> **Prompt**
Report each line of the records below that contains the word "blue", copying every such line in full.

> **Records for the exercise**

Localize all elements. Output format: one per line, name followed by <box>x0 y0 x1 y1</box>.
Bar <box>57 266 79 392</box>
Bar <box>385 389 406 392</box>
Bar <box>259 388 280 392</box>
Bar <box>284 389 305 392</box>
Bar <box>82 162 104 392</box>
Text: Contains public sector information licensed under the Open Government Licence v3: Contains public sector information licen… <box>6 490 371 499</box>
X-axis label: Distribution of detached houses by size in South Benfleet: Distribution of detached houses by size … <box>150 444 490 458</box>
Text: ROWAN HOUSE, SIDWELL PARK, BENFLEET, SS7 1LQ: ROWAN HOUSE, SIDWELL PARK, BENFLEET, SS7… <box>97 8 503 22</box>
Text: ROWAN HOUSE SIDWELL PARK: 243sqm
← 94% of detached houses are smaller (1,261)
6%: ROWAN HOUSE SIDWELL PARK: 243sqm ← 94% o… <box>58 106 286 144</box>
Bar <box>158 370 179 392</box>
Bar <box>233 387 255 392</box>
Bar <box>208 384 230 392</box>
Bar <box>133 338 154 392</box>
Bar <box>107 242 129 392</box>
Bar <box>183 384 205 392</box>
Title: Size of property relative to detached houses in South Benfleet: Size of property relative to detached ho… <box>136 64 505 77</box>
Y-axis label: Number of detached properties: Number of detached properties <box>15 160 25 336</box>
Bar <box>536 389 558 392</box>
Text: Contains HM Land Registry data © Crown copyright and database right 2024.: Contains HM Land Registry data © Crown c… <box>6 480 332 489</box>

...

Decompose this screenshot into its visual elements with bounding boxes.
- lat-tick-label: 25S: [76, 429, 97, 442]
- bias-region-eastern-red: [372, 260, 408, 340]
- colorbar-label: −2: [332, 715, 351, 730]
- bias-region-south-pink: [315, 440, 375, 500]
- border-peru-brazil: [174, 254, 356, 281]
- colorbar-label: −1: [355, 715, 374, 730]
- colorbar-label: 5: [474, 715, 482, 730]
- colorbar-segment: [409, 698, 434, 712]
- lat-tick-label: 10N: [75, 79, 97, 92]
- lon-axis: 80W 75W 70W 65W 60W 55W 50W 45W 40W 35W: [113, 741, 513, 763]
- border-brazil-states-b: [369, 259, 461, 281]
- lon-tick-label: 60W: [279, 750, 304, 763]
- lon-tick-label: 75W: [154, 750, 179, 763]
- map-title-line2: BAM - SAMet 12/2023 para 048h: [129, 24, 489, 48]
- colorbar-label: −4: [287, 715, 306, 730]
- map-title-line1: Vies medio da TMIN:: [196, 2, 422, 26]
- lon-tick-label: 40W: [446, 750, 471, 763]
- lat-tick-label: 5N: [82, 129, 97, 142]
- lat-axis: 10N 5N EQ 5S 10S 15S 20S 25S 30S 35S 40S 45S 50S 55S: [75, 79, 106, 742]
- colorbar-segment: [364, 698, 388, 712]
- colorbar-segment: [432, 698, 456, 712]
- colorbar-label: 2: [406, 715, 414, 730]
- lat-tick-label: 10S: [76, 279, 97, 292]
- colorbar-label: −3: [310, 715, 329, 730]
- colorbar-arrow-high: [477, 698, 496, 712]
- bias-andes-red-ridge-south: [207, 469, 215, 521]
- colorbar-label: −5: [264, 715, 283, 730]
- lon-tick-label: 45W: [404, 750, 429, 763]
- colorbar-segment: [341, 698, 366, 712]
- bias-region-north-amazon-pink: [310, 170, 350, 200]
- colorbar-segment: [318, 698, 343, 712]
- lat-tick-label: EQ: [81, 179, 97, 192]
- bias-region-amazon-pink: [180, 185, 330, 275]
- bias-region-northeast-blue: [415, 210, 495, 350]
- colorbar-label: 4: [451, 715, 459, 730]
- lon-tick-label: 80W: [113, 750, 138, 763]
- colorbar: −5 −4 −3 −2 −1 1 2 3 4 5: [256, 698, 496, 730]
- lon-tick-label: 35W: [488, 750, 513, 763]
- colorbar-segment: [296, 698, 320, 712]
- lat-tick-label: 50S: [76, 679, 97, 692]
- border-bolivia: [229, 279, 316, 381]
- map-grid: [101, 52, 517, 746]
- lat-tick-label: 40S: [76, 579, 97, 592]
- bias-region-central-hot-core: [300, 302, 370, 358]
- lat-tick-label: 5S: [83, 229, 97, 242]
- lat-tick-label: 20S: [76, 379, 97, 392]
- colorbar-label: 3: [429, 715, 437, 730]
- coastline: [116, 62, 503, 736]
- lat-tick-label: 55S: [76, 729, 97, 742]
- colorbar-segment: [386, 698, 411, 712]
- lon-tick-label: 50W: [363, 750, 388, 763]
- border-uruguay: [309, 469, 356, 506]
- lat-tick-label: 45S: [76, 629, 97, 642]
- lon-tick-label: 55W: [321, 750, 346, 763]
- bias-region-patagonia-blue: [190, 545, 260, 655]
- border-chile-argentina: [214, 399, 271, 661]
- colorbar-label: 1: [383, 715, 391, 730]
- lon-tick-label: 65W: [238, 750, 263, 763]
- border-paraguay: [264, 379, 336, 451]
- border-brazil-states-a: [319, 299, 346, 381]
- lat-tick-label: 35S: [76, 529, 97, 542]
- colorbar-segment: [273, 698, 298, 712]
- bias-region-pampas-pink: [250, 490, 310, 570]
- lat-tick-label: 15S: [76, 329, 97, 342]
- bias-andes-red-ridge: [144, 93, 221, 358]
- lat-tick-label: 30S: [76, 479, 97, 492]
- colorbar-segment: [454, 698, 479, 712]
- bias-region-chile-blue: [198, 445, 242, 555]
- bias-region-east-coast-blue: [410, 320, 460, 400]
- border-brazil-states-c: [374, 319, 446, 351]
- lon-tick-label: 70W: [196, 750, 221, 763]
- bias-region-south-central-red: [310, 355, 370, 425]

> **Solution to this task**
- bias-region-northeast-blue: [415, 210, 495, 350]
- bias-region-patagonia-blue: [190, 545, 260, 655]
- bias-region-chile-blue: [198, 445, 242, 555]
- bias-region-east-coast-blue: [410, 320, 460, 400]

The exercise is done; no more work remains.